Can you give all the records again without altering a single character?

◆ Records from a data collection
^^^^^^^^^^^^^^^^

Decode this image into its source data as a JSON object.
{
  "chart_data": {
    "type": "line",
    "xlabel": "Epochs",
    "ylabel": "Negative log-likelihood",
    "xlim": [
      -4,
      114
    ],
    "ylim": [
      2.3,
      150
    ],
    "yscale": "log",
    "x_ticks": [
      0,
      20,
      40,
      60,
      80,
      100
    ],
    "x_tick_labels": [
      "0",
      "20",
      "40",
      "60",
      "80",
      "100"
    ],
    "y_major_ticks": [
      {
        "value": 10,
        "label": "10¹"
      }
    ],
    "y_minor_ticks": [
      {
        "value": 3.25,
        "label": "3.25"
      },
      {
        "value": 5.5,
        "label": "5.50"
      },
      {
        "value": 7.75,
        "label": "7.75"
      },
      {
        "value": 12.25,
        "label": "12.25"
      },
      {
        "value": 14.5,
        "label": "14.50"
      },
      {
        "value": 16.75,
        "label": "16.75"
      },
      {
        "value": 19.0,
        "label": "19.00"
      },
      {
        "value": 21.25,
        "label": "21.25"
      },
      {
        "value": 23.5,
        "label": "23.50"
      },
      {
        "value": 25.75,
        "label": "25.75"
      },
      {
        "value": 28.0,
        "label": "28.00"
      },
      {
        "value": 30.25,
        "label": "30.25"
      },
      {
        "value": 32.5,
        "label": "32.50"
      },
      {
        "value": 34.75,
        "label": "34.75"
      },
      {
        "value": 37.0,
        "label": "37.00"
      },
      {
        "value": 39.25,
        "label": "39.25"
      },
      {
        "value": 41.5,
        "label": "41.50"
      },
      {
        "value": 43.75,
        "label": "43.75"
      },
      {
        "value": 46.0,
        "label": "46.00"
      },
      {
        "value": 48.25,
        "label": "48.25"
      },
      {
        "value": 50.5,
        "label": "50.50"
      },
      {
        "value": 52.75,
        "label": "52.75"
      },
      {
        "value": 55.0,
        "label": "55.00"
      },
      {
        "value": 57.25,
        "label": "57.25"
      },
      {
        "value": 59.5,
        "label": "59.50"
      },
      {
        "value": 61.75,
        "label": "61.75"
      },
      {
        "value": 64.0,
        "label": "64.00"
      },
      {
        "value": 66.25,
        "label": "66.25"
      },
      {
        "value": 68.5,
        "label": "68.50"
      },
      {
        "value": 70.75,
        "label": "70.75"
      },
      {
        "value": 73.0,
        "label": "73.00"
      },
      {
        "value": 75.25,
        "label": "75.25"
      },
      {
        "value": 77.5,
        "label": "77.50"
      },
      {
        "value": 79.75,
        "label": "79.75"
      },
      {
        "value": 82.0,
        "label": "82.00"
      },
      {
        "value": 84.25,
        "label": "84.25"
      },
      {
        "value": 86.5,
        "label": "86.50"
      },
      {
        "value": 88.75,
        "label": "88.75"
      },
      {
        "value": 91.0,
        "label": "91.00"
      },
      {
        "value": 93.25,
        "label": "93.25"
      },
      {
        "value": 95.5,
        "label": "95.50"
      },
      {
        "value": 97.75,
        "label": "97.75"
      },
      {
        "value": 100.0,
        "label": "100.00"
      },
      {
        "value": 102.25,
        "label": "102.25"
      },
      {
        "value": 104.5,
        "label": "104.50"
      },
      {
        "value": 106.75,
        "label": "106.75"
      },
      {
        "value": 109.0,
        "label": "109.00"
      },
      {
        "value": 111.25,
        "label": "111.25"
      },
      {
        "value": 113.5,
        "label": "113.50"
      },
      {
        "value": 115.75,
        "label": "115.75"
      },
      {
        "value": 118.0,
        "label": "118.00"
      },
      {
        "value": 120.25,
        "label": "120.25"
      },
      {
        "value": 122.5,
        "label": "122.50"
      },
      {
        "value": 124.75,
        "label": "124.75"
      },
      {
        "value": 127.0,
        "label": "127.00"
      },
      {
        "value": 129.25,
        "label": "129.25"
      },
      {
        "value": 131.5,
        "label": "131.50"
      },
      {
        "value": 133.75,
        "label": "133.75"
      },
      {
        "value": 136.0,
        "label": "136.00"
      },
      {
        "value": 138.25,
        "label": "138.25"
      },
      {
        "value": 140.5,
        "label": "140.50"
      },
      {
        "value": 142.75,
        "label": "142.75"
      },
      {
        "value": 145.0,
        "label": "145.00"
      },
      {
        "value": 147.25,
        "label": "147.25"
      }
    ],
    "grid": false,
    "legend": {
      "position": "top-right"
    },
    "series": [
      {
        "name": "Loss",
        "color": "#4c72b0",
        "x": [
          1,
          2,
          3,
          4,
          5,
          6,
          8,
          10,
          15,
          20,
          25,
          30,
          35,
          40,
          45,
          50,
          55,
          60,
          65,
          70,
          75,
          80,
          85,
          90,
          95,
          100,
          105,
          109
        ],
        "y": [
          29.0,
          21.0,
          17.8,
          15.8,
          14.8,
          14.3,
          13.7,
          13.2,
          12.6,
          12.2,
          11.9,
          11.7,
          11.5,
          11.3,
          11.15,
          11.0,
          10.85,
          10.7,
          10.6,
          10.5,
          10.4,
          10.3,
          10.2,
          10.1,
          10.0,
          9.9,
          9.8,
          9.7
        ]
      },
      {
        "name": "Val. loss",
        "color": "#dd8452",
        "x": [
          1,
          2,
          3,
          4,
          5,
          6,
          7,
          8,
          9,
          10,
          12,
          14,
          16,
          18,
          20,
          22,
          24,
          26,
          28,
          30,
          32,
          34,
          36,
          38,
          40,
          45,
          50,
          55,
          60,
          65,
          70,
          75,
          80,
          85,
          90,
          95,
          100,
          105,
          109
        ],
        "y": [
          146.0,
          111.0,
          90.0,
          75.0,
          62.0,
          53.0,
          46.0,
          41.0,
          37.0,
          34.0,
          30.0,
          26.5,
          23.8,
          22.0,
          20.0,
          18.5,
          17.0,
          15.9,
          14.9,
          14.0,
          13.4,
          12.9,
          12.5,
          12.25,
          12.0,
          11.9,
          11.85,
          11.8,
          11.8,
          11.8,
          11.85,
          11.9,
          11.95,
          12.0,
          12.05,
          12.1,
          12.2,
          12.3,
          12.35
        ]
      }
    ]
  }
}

^^^^^^^^^^^^^^^^

◆ RESULT FOR THIS TASK
Decode this image into its source data as a JSON object.
{
  "chart_data": {
    "type": "line",
    "xlabel": "Epochs",
    "ylabel": "Negative log-likelihood",
    "xlim": [
      -4,
      114
    ],
    "ylim": [
      2.3,
      150
    ],
    "yscale": "log",
    "x_ticks": [
      0,
      20,
      40,
      60,
      80,
      100
    ],
    "x_tick_labels": [
      "0",
      "20",
      "40",
      "60",
      "80",
      "100"
    ],
    "y_major_ticks": [
      {
        "value": 10,
        "label": "10¹"
      }
    ],
    "y_minor_ticks": [
      {
        "value": 3.25,
        "label": "3.25"
      },
      {
        "value": 5.5,
        "label": "5.50"
      },
      {
        "value": 7.75,
        "label": "7.75"
      },
      {
        "value": 12.25,
        "label": "12.25"
      },
      {
        "value": 14.5,
        "label": "14.50"
      },
      {
        "value": 16.75,
        "label": "16.75"
      },
      {
        "value": 19.0,
        "label": "19.00"
      },
      {
        "value": 21.25,
        "label": "21.25"
      },
      {
        "value": 23.5,
        "label": "23.50"
      },
      {
        "value": 25.75,
        "label": "25.75"
      },
      {
        "value": 28.0,
        "label": "28.00"
      },
      {
        "value": 30.25,
        "label": "30.25"
      },
      {
        "value": 32.5,
        "label": "32.50"
      },
      {
        "value": 34.75,
        "label": "34.75"
      },
      {
        "value": 37.0,
        "label": "37.00"
      },
      {
        "value": 39.25,
        "label": "39.25"
      },
      {
        "value": 41.5,
        "label": "41.50"
      },
      {
        "value": 43.75,
        "label": "43.75"
      },
      {
        "value": 46.0,
        "label": "46.00"
      },
      {
        "value": 48.25,
        "label": "48.25"
      },
      {
        "value": 50.5,
        "label": "50.50"
      },
      {
        "value": 52.75,
        "label": "52.75"
      },
      {
        "value": 55.0,
        "label": "55.00"
      },
      {
        "value": 57.25,
        "label": "57.25"
      },
      {
        "value": 59.5,
        "label": "59.50"
      },
      {
        "value": 61.75,
        "label": "61.75"
      },
      {
        "value": 64.0,
        "label": "64.00"
      },
      {
        "value": 66.25,
        "label": "66.25"
      },
      {
        "value": 68.5,
        "label": "68.50"
      },
      {
        "value": 70.75,
        "label": "70.75"
      },
      {
        "value": 73.0,
        "label": "73.00"
      },
      {
        "value": 75.25,
        "label": "75.25"
      },
      {
        "value": 77.5,
        "label": "77.50"
      },
      {
        "value": 79.75,
        "label": "79.75"
      },
      {
        "value": 82.0,
        "label": "82.00"
      },
      {
        "value": 84.25,
        "label": "84.25"
      },
      {
        "value": 86.5,
        "label": "86.50"
      },
      {
        "value": 88.75,
        "label": "88.75"
      },
      {
        "value": 91.0,
        "label": "91.00"
      },
      {
        "value": 93.25,
        "label": "93.25"
      },
      {
        "value": 95.5,
        "label": "95.50"
      },
      {
        "value": 97.75,
        "label": "97.75"
      },
      {
        "value": 100.0,
        "label": "100.00"
      },
      {
        "value": 102.25,
        "label": "102.25"
      },
      {
        "value": 104.5,
        "label": "104.50"
      },
      {
        "value": 106.75,
        "label": "106.75"
      },
      {
        "value": 109.0,
        "label": "109.00"
      },
      {
        "value": 111.25,
        "label": "111.25"
      },
      {
        "value": 113.5,
        "label": "113.50"
      },
      {
        "value": 115.75,
        "label": "115.75"
      },
      {
        "value": 118.0,
        "label": "118.00"
      },
      {
        "value": 120.25,
        "label": "120.25"
      },
      {
        "value": 122.5,
        "label": "122.50"
      },
      {
        "value": 124.75,
        "label": "124.75"
      },
      {
        "value": 127.0,
        "label": "127.00"
      },
      {
        "value": 129.25,
        "label": "129.25"
      },
      {
        "value": 131.5,
        "label": "131.50"
      },
      {
        "value": 133.75,
        "label": "133.75"
      },
      {
        "value": 136.0,
        "label": "136.00"
      },
      {
        "value": 138.25,
        "label": "138.25"
      },
      {
        "value": 140.5,
        "label": "140.50"
      },
      {
        "value": 142.75,
        "label": "142.75"
      },
      {
        "value": 145.0,
        "label": "145.00"
      },
      {
        "value": 147.25,
        "label": "147.25"
      }
    ],
    "grid": false,
    "legend": {
      "position": "top-right"
    },
    "series": [
      {
        "name": "Loss",
        "color": "#4c72b0",
        "x": [
          1,
          2,
          3,
          4,
          5,
          6,
          8,
          10,
          15,
          20,
          25,
          30,
          35,
          40,
          45,
          50,
          55,
          60,
          65,
          70,
          75,
          80,
          85,
          90,
          95,
          100,
          105,
          109
        ],
        "y": [
          29.0,
          21.0,
          17.8,
          15.8,
          14.8,
          14.3,
          13.7,
          13.2,
          12.6,
          12.2,
          11.9,
          11.7,
          11.5,
          11.3,
          11.15,
          11.0,
          10.85,
          10.7,
          10.6,
          10.5,
          10.4,
          10.3,
          10.2,
          10.1,
          10.0,
          9.9,
          9.8,
          9.7
        ]
      },
      {
        "name": "Val. loss",
        "color": "#dd8452",
        "x": [
          1,
          2,
          3,
          4,
          5,
          6,
          7,
          8,
          9,
          10,
          12,
          14,
          16,
          18,
          20,
          22,
          24,
          26,
          28,
          30,
          32,
          34,
          36,
          38,
          40,
          45,
          50,
          55,
          60,
          65,
          70,
          75,
          80,
          85,
          90,
          95,
          100,
          105,
          109
        ],
        "y": [
          146.0,
          111.0,
          90.0,
          75.0,
          62.0,
          53.0,
          46.0,
          41.0,
          37.0,
          34.0,
          30.0,
          26.5,
          23.8,
          22.0,
          20.0,
          18.5,
          17.0,
          15.9,
          14.9,
          14.0,
          13.4,
          12.9,
          12.5,
          12.25,
          12.0,
          11.9,
          11.85,
          11.8,
          11.8,
          11.8,
          11.85,
          11.9,
          11.95,
          12.0,
          12.05,
          12.1,
          12.2,
          12.3,
          12.35
        ]
      }
    ]
  }
}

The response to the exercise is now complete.